- [MATERIALS PROVIDED]
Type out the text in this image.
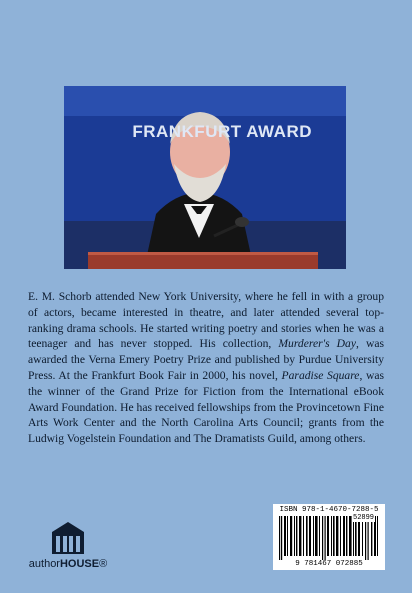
FRANKFURT AWARD
E. M. Schorb attended New York University, where he fell in with a group of actors, became interested in theatre, and later attended several top-ranking drama schools. He started writing poetry and stories when he was a teenager and has never stopped. His collection, Murderer's Day, was awarded the Verna Emery Poetry Prize and published by Purdue University Press. At the Frankfurt Book Fair in 2000, his novel, Paradise Square, was the winner of the Grand Prize for Fiction from the International eBook Award Foundation. He has received fellowships from the Provincetown Fine Arts Work Center and the North Carolina Arts Council; grants from the Ludwig Vogelstein Foundation and The Dramatists Guild, among others.
authorHOUSE®
ISBN 978-1-4670-7288-5
9 781467 072885
52899
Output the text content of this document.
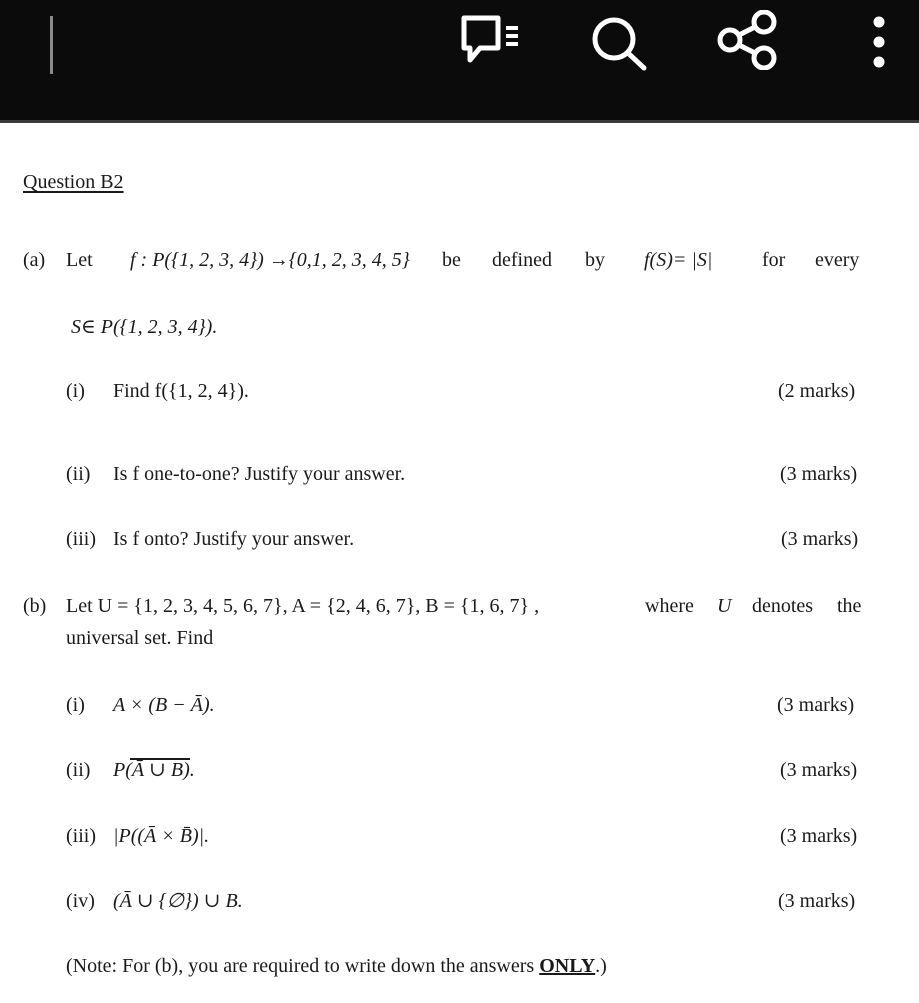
Question B2
(a) Let f : P({1, 2, 3, 4}) →{0,1, 2, 3, 4, 5} be defined by f(S)= |S| for every
S∈ P({1, 2, 3, 4}).
(i) Find f({1, 2, 4}).	(2 marks)
(ii) Is f one-to-one? Justify your answer.	(3 marks)
(iii) Is f onto? Justify your answer.	(3 marks)
(b) Let U = {1, 2, 3, 4, 5, 6, 7}, A = {2, 4, 6, 7}, B = {1, 6, 7} ,	where U denotes the
universal set. Find
(i) A × (B − Ā).	(3 marks)
(ii) P(Ā ∪ B).	(3 marks)
(iii) |P((Ā × B̄)|.	(3 marks)
(iv) (Ā ∪ {∅}) ∪ B.	(3 marks)
(Note: For (b), you are required to write down the answers ONLY.)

- [WHAT YOU HAVE TO DO] Extract every line containing the string "this" from the material.

- [RESPONSE BELOW]
Type out the text in this image.
Output the text content of this document.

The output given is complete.